(Listings of boxed layout items)
**********

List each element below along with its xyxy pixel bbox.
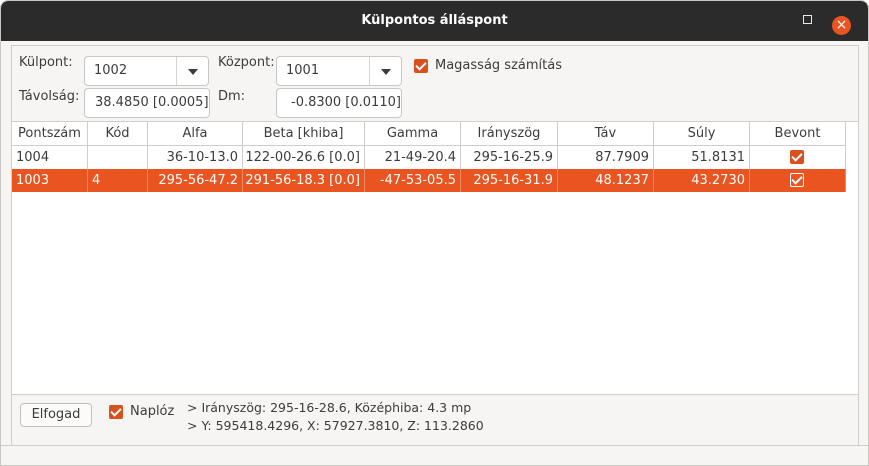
kozpont-value: 1001 — [286, 63, 320, 78]
cell-pontszam: 1003 — [12, 169, 88, 192]
cell-alfa: 36-10-13.0 — [148, 146, 243, 169]
dialog-window: Külpontos álláspont × Külpont: 1002 Közp… — [0, 0, 869, 466]
points-table: Pontszám Kód Alfa Beta [khiba] Gamma Irá… — [12, 121, 858, 395]
cell-gamma: 21-49-20.4 — [365, 146, 461, 169]
kozpont-combo[interactable]: 1001 — [276, 56, 402, 86]
kulpont-combo[interactable]: 1002 — [84, 56, 209, 86]
chevron-down-icon[interactable] — [381, 69, 391, 75]
close-icon[interactable]: × — [832, 16, 851, 35]
col-kod[interactable]: Kód — [88, 122, 148, 145]
magassag-label: Magasság számítás — [435, 58, 562, 73]
col-bevont[interactable]: Bevont — [750, 122, 846, 145]
cell-bevont — [750, 169, 846, 192]
log-checkbox[interactable] — [109, 405, 123, 419]
bevont-checkbox[interactable] — [790, 150, 804, 164]
kozpont-label: Központ: — [218, 55, 275, 70]
col-alfa[interactable]: Alfa — [148, 122, 243, 145]
cell-kod — [88, 146, 148, 169]
kulpont-label: Külpont: — [19, 55, 73, 70]
table-row[interactable]: 1004 36-10-13.0 122-00-26.6 [0.0] 21-49-… — [12, 146, 846, 169]
cell-suly: 43.2730 — [654, 169, 750, 192]
cell-bevont — [750, 146, 846, 169]
dm-label: Dm: — [218, 89, 246, 104]
title-bar: Külpontos álláspont × — [1, 1, 868, 41]
cell-tav: 87.7909 — [558, 146, 654, 169]
accept-button[interactable]: Elfogad — [20, 403, 92, 427]
cell-suly: 51.8131 — [654, 146, 750, 169]
result-line-1: > Irányszög: 295-16-28.6, Középhiba: 4.3… — [187, 400, 472, 415]
result-line-2: > Y: 595418.4296, X: 57927.3810, Z: 113.… — [187, 418, 484, 433]
magassag-checkbox[interactable] — [414, 59, 428, 73]
col-tav[interactable]: Táv — [558, 122, 654, 145]
cell-iranyszog: 295-16-31.9 — [461, 169, 558, 192]
cell-beta: 291-56-18.3 [0.0] — [243, 169, 365, 192]
tavolsag-field[interactable]: 38.4850 [0.0005] — [84, 88, 210, 118]
col-iranyszog[interactable]: Irányszög — [461, 122, 558, 145]
window-title: Külpontos álláspont — [361, 13, 508, 28]
log-label: Naplóz — [130, 404, 175, 419]
cell-pontszam: 1004 — [12, 146, 88, 169]
col-pontszam[interactable]: Pontszám — [12, 122, 88, 145]
table-row-selected[interactable]: 1003 4 295-56-47.2 291-56-18.3 [0.0] -47… — [12, 169, 846, 192]
col-beta[interactable]: Beta [khiba] — [243, 122, 365, 145]
chevron-down-icon[interactable] — [188, 69, 198, 75]
maximize-icon[interactable] — [803, 15, 812, 24]
cell-gamma: -47-53-05.5 — [365, 169, 461, 192]
cell-beta: 122-00-26.6 [0.0] — [243, 146, 365, 169]
cell-iranyszog: 295-16-25.9 — [461, 146, 558, 169]
bevont-checkbox[interactable] — [790, 173, 804, 187]
status-bar — [1, 445, 868, 465]
tavolsag-label: Távolság: — [19, 89, 80, 104]
cell-tav: 48.1237 — [558, 169, 654, 192]
cell-alfa: 295-56-47.2 — [148, 169, 243, 192]
cell-kod: 4 — [88, 169, 148, 192]
col-suly[interactable]: Súly — [654, 122, 750, 145]
kulpont-value: 1002 — [94, 63, 128, 78]
col-gamma[interactable]: Gamma — [365, 122, 461, 145]
dm-field[interactable]: -0.8300 [0.0110] — [276, 88, 402, 118]
table-header: Pontszám Kód Alfa Beta [khiba] Gamma Irá… — [12, 122, 846, 146]
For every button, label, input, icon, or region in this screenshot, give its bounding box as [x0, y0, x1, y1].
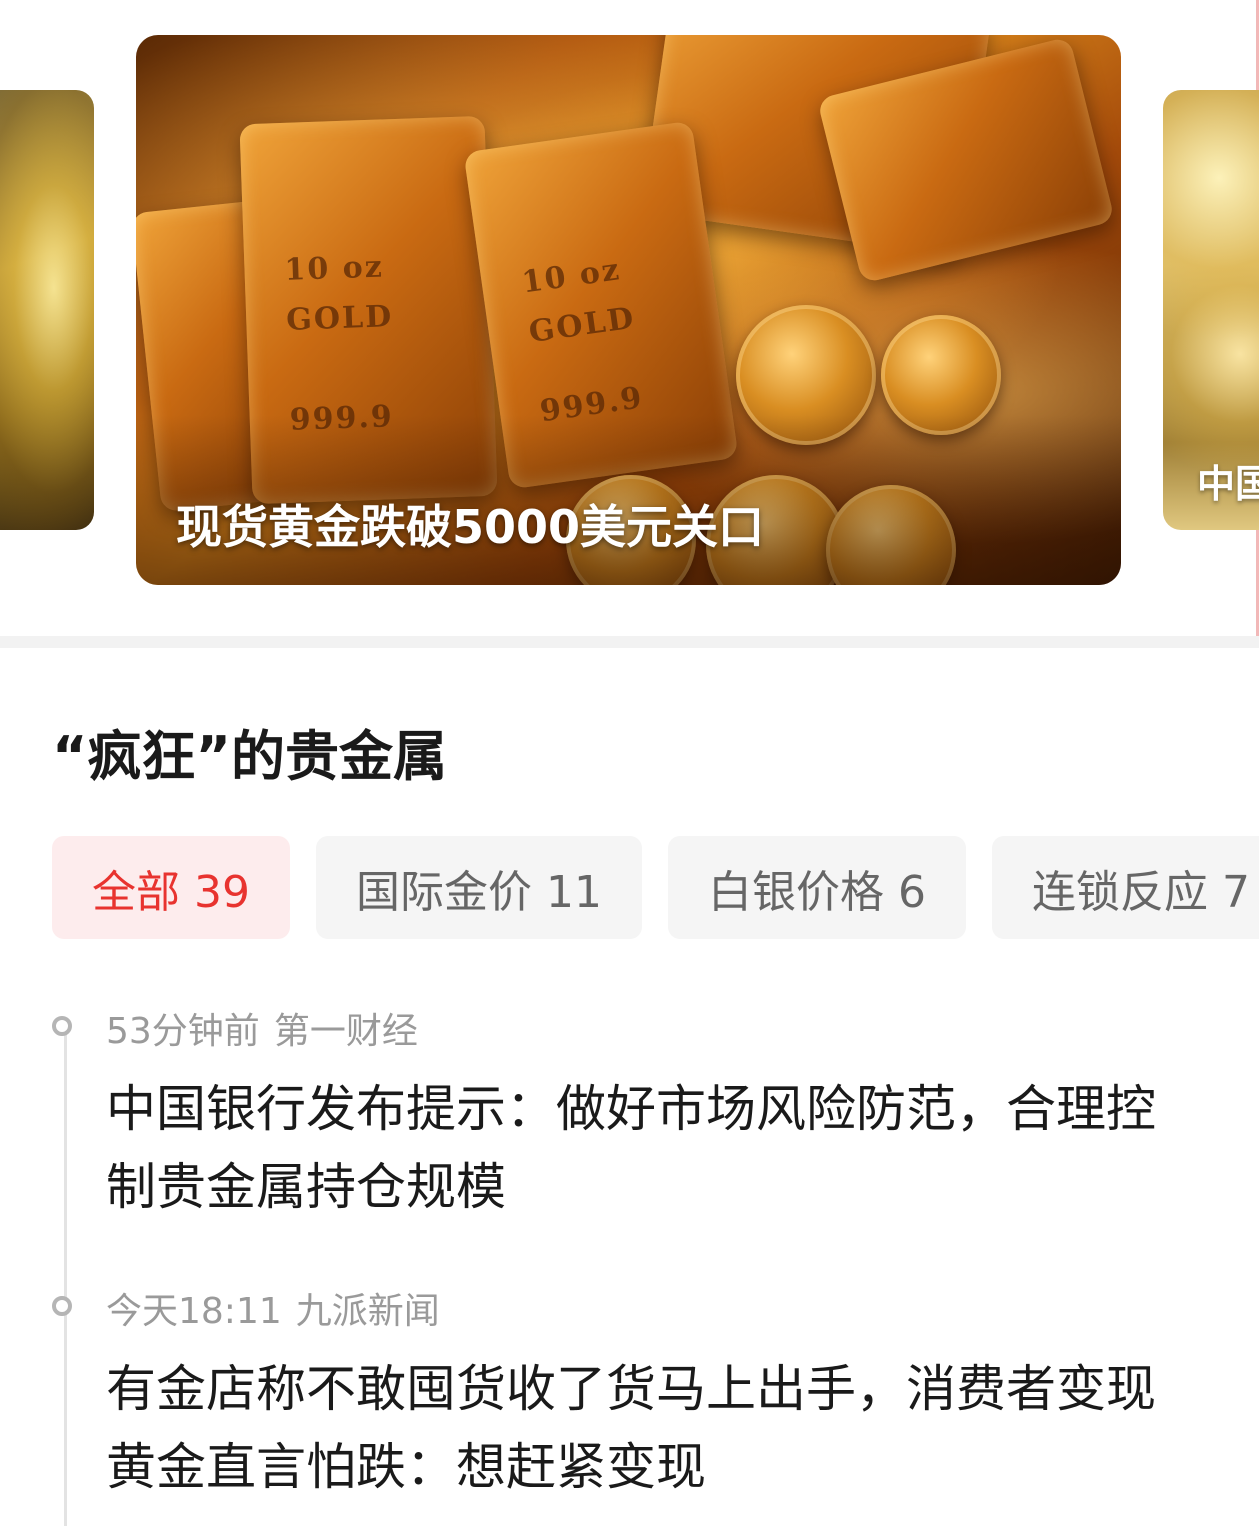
slide-title-next: 中国 [1197, 462, 1259, 506]
section-divider [0, 636, 1259, 648]
news-headline[interactable]: 有金店称不敢囤货收了货马上出手，消费者变现黄金直言怕跌：想赶紧变现 [106, 1350, 1186, 1506]
news-meta: 今天18:11 九派新闻 [106, 1282, 440, 1334]
news-source: 九派新闻 [295, 1291, 440, 1332]
news-headline[interactable]: 中国银行发布提示：做好市场风险防范，合理控制贵金属持仓规模 [106, 1070, 1186, 1226]
news-time: 今天18:11 [106, 1291, 282, 1332]
slide-title: 现货黄金跌破5000美元关口 [176, 500, 765, 554]
news-meta: 53分钟前 第一财经 [106, 1002, 418, 1054]
bar-stamp-gold: GOLD [526, 300, 638, 351]
carousel-slide-next[interactable]: 中国 [1163, 90, 1259, 530]
tab-all[interactable]: 全部 39 [52, 836, 290, 939]
tab-chain-reaction[interactable]: 连锁反应 7 [991, 836, 1259, 939]
bar-stamp-gold: GOLD [285, 299, 394, 338]
filter-tabs: 全部 39 国际金价 11 白银价格 6 连锁反应 7 [52, 836, 1259, 939]
timeline-dot-icon [52, 1016, 72, 1036]
bar-stamp-weight: 10 oz [519, 252, 623, 301]
timeline-dot-icon [52, 1296, 72, 1316]
news-item[interactable]: 今天18:11 九派新闻 有金店称不敢囤货收了货马上出手，消费者变现黄金直言怕跌：… [52, 1290, 1172, 1520]
bar-stamp-weight: 10 oz [283, 249, 385, 288]
page: 10 oz GOLD 999.9 10 oz GOLD 999.9 现货黄金跌破… [0, 0, 1259, 1526]
carousel-slide-previous[interactable] [0, 90, 94, 530]
tab-international-gold-price[interactable]: 国际金价 11 [315, 836, 642, 939]
tab-silver-price[interactable]: 白银价格 6 [667, 836, 966, 939]
news-time: 53分钟前 [106, 1011, 260, 1052]
news-source: 第一财经 [273, 1011, 418, 1052]
carousel-slide-current[interactable]: 10 oz GOLD 999.9 10 oz GOLD 999.9 现货黄金跌破… [136, 35, 1121, 585]
image-carousel[interactable]: 10 oz GOLD 999.9 10 oz GOLD 999.9 现货黄金跌破… [0, 0, 1259, 636]
carousel-card: 10 oz GOLD 999.9 10 oz GOLD 999.9 现货黄金跌破… [0, 0, 1259, 636]
news-item[interactable]: 53分钟前 第一财经 中国银行发布提示：做好市场风险防范，合理控制贵金属持仓规模 [52, 1010, 1172, 1240]
section-title: “疯狂”的贵金属 [52, 725, 447, 788]
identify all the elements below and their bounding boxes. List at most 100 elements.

**********

What is required. Rewrite every one of the rows above, replacing "interactable" with "clickable" wherever it occurs and leaving all else unchanged. Leave the pictures out of the answer.

Solution to this exercise.
List each element below along with its xyxy pixel bbox.
kozpont-value: 1001 — [286, 63, 320, 78]
cell-pontszam: 1003 — [12, 169, 88, 192]
cell-alfa: 36-10-13.0 — [148, 146, 243, 169]
dialog-window: Külpontos álláspont × Külpont: 1002 Közp… — [0, 0, 869, 466]
points-table: Pontszám Kód Alfa Beta [khiba] Gamma Irá… — [12, 121, 858, 395]
cell-gamma: 21-49-20.4 — [365, 146, 461, 169]
kozpont-combo[clickable]: 1001 — [276, 56, 402, 86]
kulpont-combo[clickable]: 1002 — [84, 56, 209, 86]
chevron-down-icon[clickable] — [381, 69, 391, 75]
close-icon[clickable]: × — [832, 16, 851, 35]
col-kod[clickable]: Kód — [88, 122, 148, 145]
magassag-label: Magasság számítás — [435, 58, 562, 73]
col-bevont[clickable]: Bevont — [750, 122, 846, 145]
cell-bevont — [750, 169, 846, 192]
log-checkbox[clickable] — [109, 405, 123, 419]
bevont-checkbox[clickable] — [790, 150, 804, 164]
kozpont-label: Központ: — [218, 55, 275, 70]
col-alfa[clickable]: Alfa — [148, 122, 243, 145]
cell-kod — [88, 146, 148, 169]
kulpont-label: Külpont: — [19, 55, 73, 70]
table-row[clickable]: 1004 36-10-13.0 122-00-26.6 [0.0] 21-49-… — [12, 146, 846, 169]
cell-suly: 43.2730 — [654, 169, 750, 192]
cell-bevont — [750, 146, 846, 169]
dm-label: Dm: — [218, 89, 246, 104]
title-bar: Külpontos álláspont × — [1, 1, 868, 41]
cell-tav: 87.7909 — [558, 146, 654, 169]
accept-button[clickable]: Elfogad — [20, 403, 92, 427]
cell-suly: 51.8131 — [654, 146, 750, 169]
result-line-1: > Irányszög: 295-16-28.6, Középhiba: 4.3… — [187, 400, 472, 415]
result-line-2: > Y: 595418.4296, X: 57927.3810, Z: 113.… — [187, 418, 484, 433]
magassag-checkbox[clickable] — [414, 59, 428, 73]
col-tav[clickable]: Táv — [558, 122, 654, 145]
cell-iranyszog: 295-16-31.9 — [461, 169, 558, 192]
cell-beta: 291-56-18.3 [0.0] — [243, 169, 365, 192]
tavolsag-field[clickable]: 38.4850 [0.0005] — [84, 88, 210, 118]
col-iranyszog[clickable]: Irányszög — [461, 122, 558, 145]
window-title: Külpontos álláspont — [361, 13, 508, 28]
log-label: Naplóz — [130, 404, 175, 419]
cell-pontszam: 1004 — [12, 146, 88, 169]
col-pontszam[clickable]: Pontszám — [12, 122, 88, 145]
table-row-selected[clickable]: 1003 4 295-56-47.2 291-56-18.3 [0.0] -47… — [12, 169, 846, 192]
col-beta[clickable]: Beta [khiba] — [243, 122, 365, 145]
chevron-down-icon[clickable] — [188, 69, 198, 75]
maximize-icon[clickable] — [803, 15, 812, 24]
cell-gamma: -47-53-05.5 — [365, 169, 461, 192]
cell-beta: 122-00-26.6 [0.0] — [243, 146, 365, 169]
cell-iranyszog: 295-16-25.9 — [461, 146, 558, 169]
bevont-checkbox[clickable] — [790, 173, 804, 187]
status-bar — [1, 445, 868, 465]
tavolsag-label: Távolság: — [19, 89, 80, 104]
cell-tav: 48.1237 — [558, 169, 654, 192]
cell-alfa: 295-56-47.2 — [148, 169, 243, 192]
cell-kod: 4 — [88, 169, 148, 192]
col-suly[clickable]: Súly — [654, 122, 750, 145]
kulpont-value: 1002 — [94, 63, 128, 78]
col-gamma[clickable]: Gamma — [365, 122, 461, 145]
dm-field[clickable]: -0.8300 [0.0110] — [276, 88, 402, 118]
table-header: Pontszám Kód Alfa Beta [khiba] Gamma Irá… — [12, 122, 846, 146]
For every button, label, input, icon, or region in this screenshot, give its bounding box as [x0, y0, x1, y1].
slide-title-next: 中国 [1197, 462, 1259, 506]
section-divider [0, 636, 1259, 648]
news-headline[clickable]: 有金店称不敢囤货收了货马上出手，消费者变现黄金直言怕跌：想赶紧变现 [106, 1350, 1186, 1506]
news-meta: 今天18:11 九派新闻 [106, 1282, 440, 1334]
news-source: 九派新闻 [295, 1291, 440, 1332]
news-headline[clickable]: 中国银行发布提示：做好市场风险防范，合理控制贵金属持仓规模 [106, 1070, 1186, 1226]
news-time: 今天18:11 [106, 1291, 282, 1332]
slide-title: 现货黄金跌破5000美元关口 [176, 500, 765, 554]
news-meta: 53分钟前 第一财经 [106, 1002, 418, 1054]
bar-stamp-gold: GOLD [526, 300, 638, 351]
carousel-slide-next[clickable]: 中国 [1163, 90, 1259, 530]
tab-all[clickable]: 全部 39 [52, 836, 290, 939]
tab-chain-reaction[clickable]: 连锁反应 7 [991, 836, 1259, 939]
bar-stamp-gold: GOLD [285, 299, 394, 338]
filter-tabs: 全部 39 国际金价 11 白银价格 6 连锁反应 7 [52, 836, 1259, 939]
timeline-dot-icon [52, 1016, 72, 1036]
bar-stamp-weight: 10 oz [519, 252, 623, 301]
timeline-dot-icon [52, 1296, 72, 1316]
news-item[clickable]: 今天18:11 九派新闻 有金店称不敢囤货收了货马上出手，消费者变现黄金直言怕跌：… [52, 1290, 1172, 1520]
bar-stamp-weight: 10 oz [283, 249, 385, 288]
page: 10 oz GOLD 999.9 10 oz GOLD 999.9 现货黄金跌破… [0, 0, 1259, 1526]
carousel-slide-previous[clickable] [0, 90, 94, 530]
tab-international-gold-price[clickable]: 国际金价 11 [315, 836, 642, 939]
tab-silver-price[clickable]: 白银价格 6 [667, 836, 966, 939]
news-time: 53分钟前 [106, 1011, 260, 1052]
news-source: 第一财经 [273, 1011, 418, 1052]
carousel-slide-current[clickable]: 10 oz GOLD 999.9 10 oz GOLD 999.9 现货黄金跌破… [136, 35, 1121, 585]
image-carousel[clickable]: 10 oz GOLD 999.9 10 oz GOLD 999.9 现货黄金跌破… [0, 0, 1259, 636]
carousel-card: 10 oz GOLD 999.9 10 oz GOLD 999.9 现货黄金跌破… [0, 0, 1259, 636]
news-item[clickable]: 53分钟前 第一财经 中国银行发布提示：做好市场风险防范，合理控制贵金属持仓规模 [52, 1010, 1172, 1240]
section-title: “疯狂”的贵金属 [52, 725, 447, 788]
identify all the elements below and their bounding boxes. List at most 100 elements.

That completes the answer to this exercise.